>> begin
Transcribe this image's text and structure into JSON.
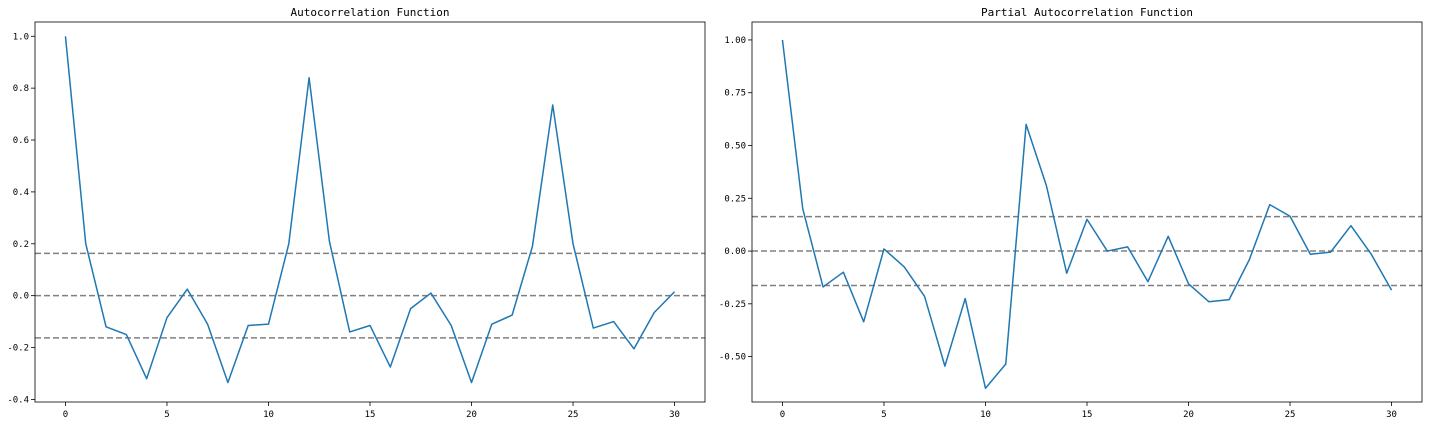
{
  "chart_data": [
    {
      "type": "line",
      "title": "Autocorrelation Function",
      "xlabel": "",
      "ylabel": "",
      "xlim": [
        -1.5,
        31.5
      ],
      "ylim": [
        -0.41,
        1.055
      ],
      "xticks": [
        0,
        5,
        10,
        15,
        20,
        25,
        30
      ],
      "yticks": [
        -0.4,
        -0.2,
        0.0,
        0.2,
        0.4,
        0.6,
        0.8,
        1.0
      ],
      "ytick_labels": [
        "-0.4",
        "-0.2",
        "0.0",
        "0.2",
        "0.4",
        "0.6",
        "0.8",
        "1.0"
      ],
      "grid": false,
      "x": [
        0,
        1,
        2,
        3,
        4,
        5,
        6,
        7,
        8,
        9,
        10,
        11,
        12,
        13,
        14,
        15,
        16,
        17,
        18,
        19,
        20,
        21,
        22,
        23,
        24,
        25,
        26,
        27,
        28,
        29,
        30
      ],
      "series": [
        {
          "values": [
            1.0,
            0.2,
            -0.12,
            -0.15,
            -0.32,
            -0.085,
            0.025,
            -0.11,
            -0.335,
            -0.115,
            -0.11,
            0.2,
            0.84,
            0.21,
            -0.14,
            -0.115,
            -0.275,
            -0.05,
            0.01,
            -0.115,
            -0.335,
            -0.11,
            -0.075,
            0.19,
            0.735,
            0.2,
            -0.125,
            -0.1,
            -0.205,
            -0.065,
            0.015
          ],
          "color": "#1f77b4"
        }
      ],
      "reference_lines": [
        {
          "y": 0.163,
          "color": "#808080",
          "style": "dashed"
        },
        {
          "y": 0.0,
          "color": "#808080",
          "style": "dashed"
        },
        {
          "y": -0.163,
          "color": "#808080",
          "style": "dashed"
        }
      ]
    },
    {
      "type": "line",
      "title": "Partial Autocorrelation Function",
      "xlabel": "",
      "ylabel": "",
      "xlim": [
        -1.5,
        31.5
      ],
      "ylim": [
        -0.715,
        1.085
      ],
      "xticks": [
        0,
        5,
        10,
        15,
        20,
        25,
        30
      ],
      "yticks": [
        -0.5,
        -0.25,
        0.0,
        0.25,
        0.5,
        0.75,
        1.0
      ],
      "ytick_labels": [
        "-0.50",
        "-0.25",
        "0.00",
        "0.25",
        "0.50",
        "0.75",
        "1.00"
      ],
      "grid": false,
      "x": [
        0,
        1,
        2,
        3,
        4,
        5,
        6,
        7,
        8,
        9,
        10,
        11,
        12,
        13,
        14,
        15,
        16,
        17,
        18,
        19,
        20,
        21,
        22,
        23,
        24,
        25,
        26,
        27,
        28,
        29,
        30
      ],
      "series": [
        {
          "values": [
            1.0,
            0.2,
            -0.17,
            -0.1,
            -0.335,
            0.01,
            -0.075,
            -0.215,
            -0.545,
            -0.225,
            -0.65,
            -0.535,
            0.6,
            0.31,
            -0.105,
            0.15,
            0.0,
            0.02,
            -0.145,
            0.07,
            -0.155,
            -0.24,
            -0.23,
            -0.04,
            0.22,
            0.165,
            -0.015,
            -0.005,
            0.12,
            -0.015,
            -0.185
          ],
          "color": "#1f77b4"
        }
      ],
      "reference_lines": [
        {
          "y": 0.163,
          "color": "#808080",
          "style": "dashed"
        },
        {
          "y": 0.0,
          "color": "#808080",
          "style": "dashed"
        },
        {
          "y": -0.163,
          "color": "#808080",
          "style": "dashed"
        }
      ]
    }
  ]
}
>> end
* INSTRUCTION: Print the complete listing exactly, apart from any pictures.

* RESPONSE TO THE EXERCISE:
Transcribe this image's text and structure into JSON.
{
  "chart_data": [
    {
      "type": "line",
      "title": "Autocorrelation Function",
      "xlabel": "",
      "ylabel": "",
      "xlim": [
        -1.5,
        31.5
      ],
      "ylim": [
        -0.41,
        1.055
      ],
      "xticks": [
        0,
        5,
        10,
        15,
        20,
        25,
        30
      ],
      "yticks": [
        -0.4,
        -0.2,
        0.0,
        0.2,
        0.4,
        0.6,
        0.8,
        1.0
      ],
      "ytick_labels": [
        "-0.4",
        "-0.2",
        "0.0",
        "0.2",
        "0.4",
        "0.6",
        "0.8",
        "1.0"
      ],
      "grid": false,
      "x": [
        0,
        1,
        2,
        3,
        4,
        5,
        6,
        7,
        8,
        9,
        10,
        11,
        12,
        13,
        14,
        15,
        16,
        17,
        18,
        19,
        20,
        21,
        22,
        23,
        24,
        25,
        26,
        27,
        28,
        29,
        30
      ],
      "series": [
        {
          "values": [
            1.0,
            0.2,
            -0.12,
            -0.15,
            -0.32,
            -0.085,
            0.025,
            -0.11,
            -0.335,
            -0.115,
            -0.11,
            0.2,
            0.84,
            0.21,
            -0.14,
            -0.115,
            -0.275,
            -0.05,
            0.01,
            -0.115,
            -0.335,
            -0.11,
            -0.075,
            0.19,
            0.735,
            0.2,
            -0.125,
            -0.1,
            -0.205,
            -0.065,
            0.015
          ],
          "color": "#1f77b4"
        }
      ],
      "reference_lines": [
        {
          "y": 0.163,
          "color": "#808080",
          "style": "dashed"
        },
        {
          "y": 0.0,
          "color": "#808080",
          "style": "dashed"
        },
        {
          "y": -0.163,
          "color": "#808080",
          "style": "dashed"
        }
      ]
    },
    {
      "type": "line",
      "title": "Partial Autocorrelation Function",
      "xlabel": "",
      "ylabel": "",
      "xlim": [
        -1.5,
        31.5
      ],
      "ylim": [
        -0.715,
        1.085
      ],
      "xticks": [
        0,
        5,
        10,
        15,
        20,
        25,
        30
      ],
      "yticks": [
        -0.5,
        -0.25,
        0.0,
        0.25,
        0.5,
        0.75,
        1.0
      ],
      "ytick_labels": [
        "-0.50",
        "-0.25",
        "0.00",
        "0.25",
        "0.50",
        "0.75",
        "1.00"
      ],
      "grid": false,
      "x": [
        0,
        1,
        2,
        3,
        4,
        5,
        6,
        7,
        8,
        9,
        10,
        11,
        12,
        13,
        14,
        15,
        16,
        17,
        18,
        19,
        20,
        21,
        22,
        23,
        24,
        25,
        26,
        27,
        28,
        29,
        30
      ],
      "series": [
        {
          "values": [
            1.0,
            0.2,
            -0.17,
            -0.1,
            -0.335,
            0.01,
            -0.075,
            -0.215,
            -0.545,
            -0.225,
            -0.65,
            -0.535,
            0.6,
            0.31,
            -0.105,
            0.15,
            0.0,
            0.02,
            -0.145,
            0.07,
            -0.155,
            -0.24,
            -0.23,
            -0.04,
            0.22,
            0.165,
            -0.015,
            -0.005,
            0.12,
            -0.015,
            -0.185
          ],
          "color": "#1f77b4"
        }
      ],
      "reference_lines": [
        {
          "y": 0.163,
          "color": "#808080",
          "style": "dashed"
        },
        {
          "y": 0.0,
          "color": "#808080",
          "style": "dashed"
        },
        {
          "y": -0.163,
          "color": "#808080",
          "style": "dashed"
        }
      ]
    }
  ]
}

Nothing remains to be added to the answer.